• _To do_
Write out each line beneath this one exactly as it reads.

• _Supplied information_
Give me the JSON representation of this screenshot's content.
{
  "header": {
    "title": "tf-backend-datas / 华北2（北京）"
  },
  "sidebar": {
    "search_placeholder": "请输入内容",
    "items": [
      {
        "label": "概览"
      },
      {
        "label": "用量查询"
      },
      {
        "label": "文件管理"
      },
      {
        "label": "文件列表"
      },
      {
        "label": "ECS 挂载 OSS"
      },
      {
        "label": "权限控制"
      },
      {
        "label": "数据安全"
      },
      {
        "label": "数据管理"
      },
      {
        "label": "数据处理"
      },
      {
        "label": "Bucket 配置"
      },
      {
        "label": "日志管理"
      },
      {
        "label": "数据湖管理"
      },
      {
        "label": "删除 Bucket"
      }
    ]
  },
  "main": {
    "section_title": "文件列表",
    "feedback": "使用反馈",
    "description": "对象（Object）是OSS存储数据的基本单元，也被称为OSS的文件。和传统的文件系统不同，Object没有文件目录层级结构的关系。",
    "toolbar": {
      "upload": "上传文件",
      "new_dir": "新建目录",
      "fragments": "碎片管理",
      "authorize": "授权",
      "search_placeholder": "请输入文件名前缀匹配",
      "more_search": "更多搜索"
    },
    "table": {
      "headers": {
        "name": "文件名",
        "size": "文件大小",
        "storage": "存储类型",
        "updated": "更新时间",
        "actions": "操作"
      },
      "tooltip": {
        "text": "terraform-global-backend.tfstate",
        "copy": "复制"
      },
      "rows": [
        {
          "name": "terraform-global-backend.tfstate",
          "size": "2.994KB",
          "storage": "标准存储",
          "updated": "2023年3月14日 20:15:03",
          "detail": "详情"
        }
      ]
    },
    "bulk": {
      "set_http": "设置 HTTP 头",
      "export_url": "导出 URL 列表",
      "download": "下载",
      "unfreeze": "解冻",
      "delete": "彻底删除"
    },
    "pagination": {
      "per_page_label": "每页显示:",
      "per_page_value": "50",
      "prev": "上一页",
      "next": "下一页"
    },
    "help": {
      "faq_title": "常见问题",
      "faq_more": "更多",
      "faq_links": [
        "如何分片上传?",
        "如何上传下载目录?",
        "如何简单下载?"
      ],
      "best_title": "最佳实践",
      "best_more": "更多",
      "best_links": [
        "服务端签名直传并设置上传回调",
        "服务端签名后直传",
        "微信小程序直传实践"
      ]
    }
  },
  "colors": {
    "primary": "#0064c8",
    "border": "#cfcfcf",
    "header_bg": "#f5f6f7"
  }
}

• _Reply_
Give me the JSON representation of this screenshot's content.
{
  "header": {
    "title": "tf-backend-datas / 华北2（北京）"
  },
  "sidebar": {
    "search_placeholder": "请输入内容",
    "items": [
      {
        "label": "概览"
      },
      {
        "label": "用量查询"
      },
      {
        "label": "文件管理"
      },
      {
        "label": "文件列表"
      },
      {
        "label": "ECS 挂载 OSS"
      },
      {
        "label": "权限控制"
      },
      {
        "label": "数据安全"
      },
      {
        "label": "数据管理"
      },
      {
        "label": "数据处理"
      },
      {
        "label": "Bucket 配置"
      },
      {
        "label": "日志管理"
      },
      {
        "label": "数据湖管理"
      },
      {
        "label": "删除 Bucket"
      }
    ]
  },
  "main": {
    "section_title": "文件列表",
    "feedback": "使用反馈",
    "description": "对象（Object）是OSS存储数据的基本单元，也被称为OSS的文件。和传统的文件系统不同，Object没有文件目录层级结构的关系。",
    "toolbar": {
      "upload": "上传文件",
      "new_dir": "新建目录",
      "fragments": "碎片管理",
      "authorize": "授权",
      "search_placeholder": "请输入文件名前缀匹配",
      "more_search": "更多搜索"
    },
    "table": {
      "headers": {
        "name": "文件名",
        "size": "文件大小",
        "storage": "存储类型",
        "updated": "更新时间",
        "actions": "操作"
      },
      "tooltip": {
        "text": "terraform-global-backend.tfstate",
        "copy": "复制"
      },
      "rows": [
        {
          "name": "terraform-global-backend.tfstate",
          "size": "2.994KB",
          "storage": "标准存储",
          "updated": "2023年3月14日 20:15:03",
          "detail": "详情"
        }
      ]
    },
    "bulk": {
      "set_http": "设置 HTTP 头",
      "export_url": "导出 URL 列表",
      "download": "下载",
      "unfreeze": "解冻",
      "delete": "彻底删除"
    },
    "pagination": {
      "per_page_label": "每页显示:",
      "per_page_value": "50",
      "prev": "上一页",
      "next": "下一页"
    },
    "help": {
      "faq_title": "常见问题",
      "faq_more": "更多",
      "faq_links": [
        "如何分片上传?",
        "如何上传下载目录?",
        "如何简单下载?"
      ],
      "best_title": "最佳实践",
      "best_more": "更多",
      "best_links": [
        "服务端签名直传并设置上传回调",
        "服务端签名后直传",
        "微信小程序直传实践"
      ]
    }
  },
  "colors": {
    "primary": "#0064c8",
    "border": "#cfcfcf",
    "header_bg": "#f5f6f7"
  }
}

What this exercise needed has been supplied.